Document segment:
- Citizenship: American
- Education: University of Southern California (BA), Loyola Marymount University (MA), Stanford University (MA, PhD)
- Occupation: Political scientist
- Employer: University of California, Berkeley

= Cecilia Hyunjung Mo =

American political scientist

Cecilia Hyunjung Mo is an American political scientist currently serving as an associate professor of political science at the University of California, Berkeley. Her research focuses on American politics, comparative politics, political behavior, and public policy.

== Early life and education ==
Mo holds a BA in mathematics and interdisciplinary studies from the University of Southern California, a MA in secondary education from Loyola Marymount University, a MA in political science from Stanford University, and a PhD in political economics from Stanford Graduate School of Business (2012).

== Publications ==

=== Asian-American participation in U.S. Politics ===

==== Why Do Asian Americans Identify As Democrats? Testing Theories of Social Exclusion and Intergroup Solidarity ====
Mo examines the causes of why Asian-American voters are majority Democrat. She looks at two major causes: 1) social exclusion and 2) intergroup solidarity. Her work goes on to identify possible explanations of racial political behavior in the United States electoral process.

Supplied data:
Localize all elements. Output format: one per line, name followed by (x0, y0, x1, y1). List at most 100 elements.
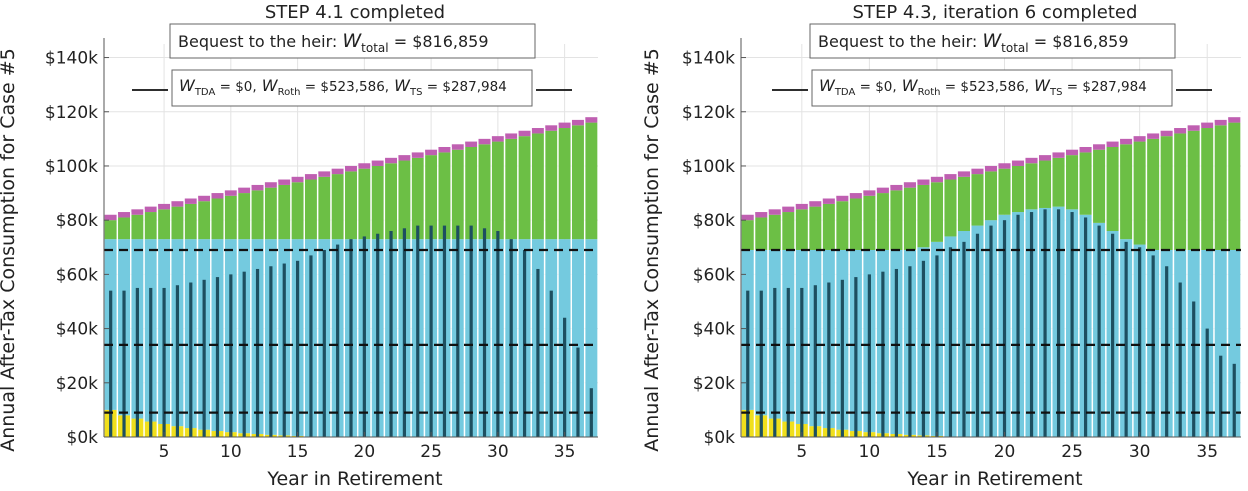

Written problem: Please write out the part of the Cecilia Hyunjung Mo profile that opens with "- Occupation: Political" and closes with "of Business (2012).", switching "associate professor" to "assistant professor".

Complete output:
- Occupation: Political scientist
- Employer: University of California, Berkeley

= Cecilia Hyunjung Mo =

American political scientist

Cecilia Hyunjung Mo is an American political scientist currently serving as an assistant professor of political science at the University of California, Berkeley. Her research focuses on American politics, comparative politics, political behavior, and public policy.

== Early life and education ==
Mo holds a BA in mathematics and interdisciplinary studies from the University of Southern California, a MA in secondary education from Loyola Marymount University, a MA in political science from Stanford University, and a PhD in political economics from Stanford Graduate School of Business (2012).